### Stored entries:

╔══

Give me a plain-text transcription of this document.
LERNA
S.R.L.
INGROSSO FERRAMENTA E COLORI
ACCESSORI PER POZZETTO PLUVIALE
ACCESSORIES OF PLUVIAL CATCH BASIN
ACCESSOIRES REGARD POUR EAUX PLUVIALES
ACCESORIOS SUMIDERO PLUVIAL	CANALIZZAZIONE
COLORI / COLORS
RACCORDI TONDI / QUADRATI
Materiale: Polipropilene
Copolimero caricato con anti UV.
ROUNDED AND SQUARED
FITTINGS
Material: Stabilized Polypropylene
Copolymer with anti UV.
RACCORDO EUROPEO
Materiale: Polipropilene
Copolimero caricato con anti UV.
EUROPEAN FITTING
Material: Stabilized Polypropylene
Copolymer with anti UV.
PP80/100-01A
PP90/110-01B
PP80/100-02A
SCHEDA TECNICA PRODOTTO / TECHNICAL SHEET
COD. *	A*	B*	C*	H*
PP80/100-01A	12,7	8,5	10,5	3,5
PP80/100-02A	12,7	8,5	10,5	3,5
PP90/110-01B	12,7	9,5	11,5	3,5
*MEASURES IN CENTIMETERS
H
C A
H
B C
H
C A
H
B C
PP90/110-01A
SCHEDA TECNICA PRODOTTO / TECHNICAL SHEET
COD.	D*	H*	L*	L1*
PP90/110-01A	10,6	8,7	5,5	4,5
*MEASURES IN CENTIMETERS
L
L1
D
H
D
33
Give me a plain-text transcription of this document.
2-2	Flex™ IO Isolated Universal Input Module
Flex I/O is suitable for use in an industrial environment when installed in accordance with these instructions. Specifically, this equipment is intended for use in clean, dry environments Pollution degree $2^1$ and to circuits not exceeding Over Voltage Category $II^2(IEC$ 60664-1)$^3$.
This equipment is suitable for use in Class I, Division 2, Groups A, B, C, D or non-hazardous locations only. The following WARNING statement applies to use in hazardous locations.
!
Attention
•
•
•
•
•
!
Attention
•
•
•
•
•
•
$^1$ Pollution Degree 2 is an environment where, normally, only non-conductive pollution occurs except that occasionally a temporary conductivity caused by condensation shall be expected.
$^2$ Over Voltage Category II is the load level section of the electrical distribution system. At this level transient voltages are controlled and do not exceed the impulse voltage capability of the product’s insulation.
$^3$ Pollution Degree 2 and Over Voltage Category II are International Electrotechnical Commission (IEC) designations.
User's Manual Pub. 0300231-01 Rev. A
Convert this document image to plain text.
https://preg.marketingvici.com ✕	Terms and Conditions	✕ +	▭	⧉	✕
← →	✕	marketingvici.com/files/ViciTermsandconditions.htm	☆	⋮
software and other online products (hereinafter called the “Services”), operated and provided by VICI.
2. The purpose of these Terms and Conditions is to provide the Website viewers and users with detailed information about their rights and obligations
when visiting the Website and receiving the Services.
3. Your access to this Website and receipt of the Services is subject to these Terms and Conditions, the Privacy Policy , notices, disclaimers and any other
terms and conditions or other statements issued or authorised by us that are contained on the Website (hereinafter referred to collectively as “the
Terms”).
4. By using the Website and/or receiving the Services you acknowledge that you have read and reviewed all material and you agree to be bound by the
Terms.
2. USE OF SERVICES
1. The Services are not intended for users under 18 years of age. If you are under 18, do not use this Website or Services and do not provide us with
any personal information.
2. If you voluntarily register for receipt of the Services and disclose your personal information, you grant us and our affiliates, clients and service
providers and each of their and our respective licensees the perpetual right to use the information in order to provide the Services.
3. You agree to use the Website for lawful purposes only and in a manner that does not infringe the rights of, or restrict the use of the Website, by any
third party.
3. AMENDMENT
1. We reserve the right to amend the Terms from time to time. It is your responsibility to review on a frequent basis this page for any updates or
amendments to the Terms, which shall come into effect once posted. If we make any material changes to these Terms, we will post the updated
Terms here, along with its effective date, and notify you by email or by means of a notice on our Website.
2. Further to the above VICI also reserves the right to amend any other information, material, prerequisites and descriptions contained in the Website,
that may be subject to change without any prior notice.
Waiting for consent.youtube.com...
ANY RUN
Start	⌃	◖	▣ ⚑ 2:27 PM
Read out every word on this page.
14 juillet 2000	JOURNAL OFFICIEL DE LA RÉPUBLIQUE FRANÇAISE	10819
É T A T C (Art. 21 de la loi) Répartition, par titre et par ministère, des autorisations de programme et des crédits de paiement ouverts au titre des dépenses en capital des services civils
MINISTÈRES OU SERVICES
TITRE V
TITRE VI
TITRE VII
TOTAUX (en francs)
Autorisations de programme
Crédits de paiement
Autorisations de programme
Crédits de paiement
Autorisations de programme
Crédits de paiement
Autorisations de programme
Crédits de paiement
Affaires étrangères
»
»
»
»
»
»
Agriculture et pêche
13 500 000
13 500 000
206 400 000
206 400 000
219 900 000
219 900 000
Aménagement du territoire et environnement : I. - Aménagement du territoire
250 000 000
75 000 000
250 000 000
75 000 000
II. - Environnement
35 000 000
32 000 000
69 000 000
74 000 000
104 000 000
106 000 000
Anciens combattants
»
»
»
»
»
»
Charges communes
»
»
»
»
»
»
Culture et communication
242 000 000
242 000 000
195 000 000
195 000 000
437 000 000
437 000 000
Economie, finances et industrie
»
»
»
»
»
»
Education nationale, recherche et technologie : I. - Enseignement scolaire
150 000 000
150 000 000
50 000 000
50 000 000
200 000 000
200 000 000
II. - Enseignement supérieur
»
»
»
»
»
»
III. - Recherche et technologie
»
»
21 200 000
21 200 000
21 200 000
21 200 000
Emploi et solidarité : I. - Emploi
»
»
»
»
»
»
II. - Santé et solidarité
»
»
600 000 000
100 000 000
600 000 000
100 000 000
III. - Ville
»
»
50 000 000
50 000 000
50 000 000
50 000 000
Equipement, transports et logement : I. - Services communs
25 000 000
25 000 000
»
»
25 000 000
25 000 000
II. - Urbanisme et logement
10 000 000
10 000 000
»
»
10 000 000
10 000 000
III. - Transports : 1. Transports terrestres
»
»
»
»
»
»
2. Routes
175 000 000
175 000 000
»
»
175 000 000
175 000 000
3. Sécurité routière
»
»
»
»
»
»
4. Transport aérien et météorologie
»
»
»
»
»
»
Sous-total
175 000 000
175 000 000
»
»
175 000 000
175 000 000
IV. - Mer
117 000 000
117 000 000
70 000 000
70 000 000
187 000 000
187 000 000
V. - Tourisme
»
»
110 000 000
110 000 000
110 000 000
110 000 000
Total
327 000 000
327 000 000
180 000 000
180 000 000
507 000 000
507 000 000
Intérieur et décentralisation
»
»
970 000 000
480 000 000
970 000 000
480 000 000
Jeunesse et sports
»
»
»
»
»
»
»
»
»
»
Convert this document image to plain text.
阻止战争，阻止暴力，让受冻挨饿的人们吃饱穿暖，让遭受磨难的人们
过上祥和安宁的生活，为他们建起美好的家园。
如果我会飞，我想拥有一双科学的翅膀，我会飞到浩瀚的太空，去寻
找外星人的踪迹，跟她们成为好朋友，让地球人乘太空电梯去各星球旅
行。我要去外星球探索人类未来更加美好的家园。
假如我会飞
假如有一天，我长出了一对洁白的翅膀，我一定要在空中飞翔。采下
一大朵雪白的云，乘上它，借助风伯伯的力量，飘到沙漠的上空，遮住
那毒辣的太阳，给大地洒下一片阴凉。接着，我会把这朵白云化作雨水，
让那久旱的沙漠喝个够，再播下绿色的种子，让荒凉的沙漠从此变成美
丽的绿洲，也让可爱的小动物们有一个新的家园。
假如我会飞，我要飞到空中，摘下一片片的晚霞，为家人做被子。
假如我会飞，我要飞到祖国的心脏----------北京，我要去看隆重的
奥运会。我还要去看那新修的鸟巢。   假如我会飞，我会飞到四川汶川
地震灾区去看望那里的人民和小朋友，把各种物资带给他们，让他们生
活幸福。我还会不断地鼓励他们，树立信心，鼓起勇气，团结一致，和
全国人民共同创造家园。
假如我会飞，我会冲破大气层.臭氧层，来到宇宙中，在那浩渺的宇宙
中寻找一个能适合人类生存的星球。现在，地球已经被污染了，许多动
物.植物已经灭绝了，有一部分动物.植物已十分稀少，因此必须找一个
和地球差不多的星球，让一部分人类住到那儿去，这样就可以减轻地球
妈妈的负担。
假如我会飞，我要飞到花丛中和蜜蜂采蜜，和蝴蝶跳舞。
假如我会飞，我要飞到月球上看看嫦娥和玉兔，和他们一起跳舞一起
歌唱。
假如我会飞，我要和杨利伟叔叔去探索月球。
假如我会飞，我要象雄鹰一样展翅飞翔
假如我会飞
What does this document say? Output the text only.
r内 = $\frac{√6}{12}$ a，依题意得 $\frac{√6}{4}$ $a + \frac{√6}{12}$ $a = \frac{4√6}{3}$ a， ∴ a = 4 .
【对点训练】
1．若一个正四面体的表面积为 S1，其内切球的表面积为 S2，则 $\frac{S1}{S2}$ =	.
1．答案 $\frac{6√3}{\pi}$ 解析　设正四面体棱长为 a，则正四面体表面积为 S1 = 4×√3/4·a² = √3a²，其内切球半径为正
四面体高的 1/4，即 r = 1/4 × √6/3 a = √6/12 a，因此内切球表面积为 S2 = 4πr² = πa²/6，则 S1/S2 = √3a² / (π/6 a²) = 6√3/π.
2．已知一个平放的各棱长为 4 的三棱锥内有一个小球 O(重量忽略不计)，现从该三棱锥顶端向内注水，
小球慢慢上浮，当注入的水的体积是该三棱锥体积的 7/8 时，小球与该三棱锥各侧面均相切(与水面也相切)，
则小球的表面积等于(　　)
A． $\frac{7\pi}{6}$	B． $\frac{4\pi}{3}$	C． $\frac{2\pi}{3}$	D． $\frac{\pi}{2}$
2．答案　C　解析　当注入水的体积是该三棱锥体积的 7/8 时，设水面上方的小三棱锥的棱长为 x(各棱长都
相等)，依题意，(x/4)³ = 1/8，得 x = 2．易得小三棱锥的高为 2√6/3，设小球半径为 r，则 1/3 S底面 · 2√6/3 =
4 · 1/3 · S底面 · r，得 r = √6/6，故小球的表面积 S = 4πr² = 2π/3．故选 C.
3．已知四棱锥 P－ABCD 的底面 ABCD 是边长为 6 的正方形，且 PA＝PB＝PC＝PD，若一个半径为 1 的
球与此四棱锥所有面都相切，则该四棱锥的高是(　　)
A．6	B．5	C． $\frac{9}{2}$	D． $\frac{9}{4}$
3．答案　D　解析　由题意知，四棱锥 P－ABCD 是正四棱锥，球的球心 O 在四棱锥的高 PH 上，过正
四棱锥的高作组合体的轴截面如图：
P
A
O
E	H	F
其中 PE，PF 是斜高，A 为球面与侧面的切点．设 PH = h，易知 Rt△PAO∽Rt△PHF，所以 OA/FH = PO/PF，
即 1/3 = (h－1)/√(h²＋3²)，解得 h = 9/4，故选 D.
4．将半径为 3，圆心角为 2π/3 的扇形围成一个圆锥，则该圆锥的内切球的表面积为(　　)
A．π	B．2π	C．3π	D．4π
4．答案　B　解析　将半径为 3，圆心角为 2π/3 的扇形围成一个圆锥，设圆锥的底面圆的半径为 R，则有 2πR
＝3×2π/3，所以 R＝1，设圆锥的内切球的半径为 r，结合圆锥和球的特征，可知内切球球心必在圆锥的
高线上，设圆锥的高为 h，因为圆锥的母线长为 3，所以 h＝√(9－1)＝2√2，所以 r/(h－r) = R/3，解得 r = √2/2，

╚══

### What to do:
Look through the lines above and collect those with the word "agree".

### Finished task:
4. By using the Website and/or receiving the Services you acknowledge that you have read and reviewed all material and you agree to be bound by the
3. You agree to use the Website for lawful purposes only and in a manner that does not infringe the rights of, or restrict the use of the Website, by any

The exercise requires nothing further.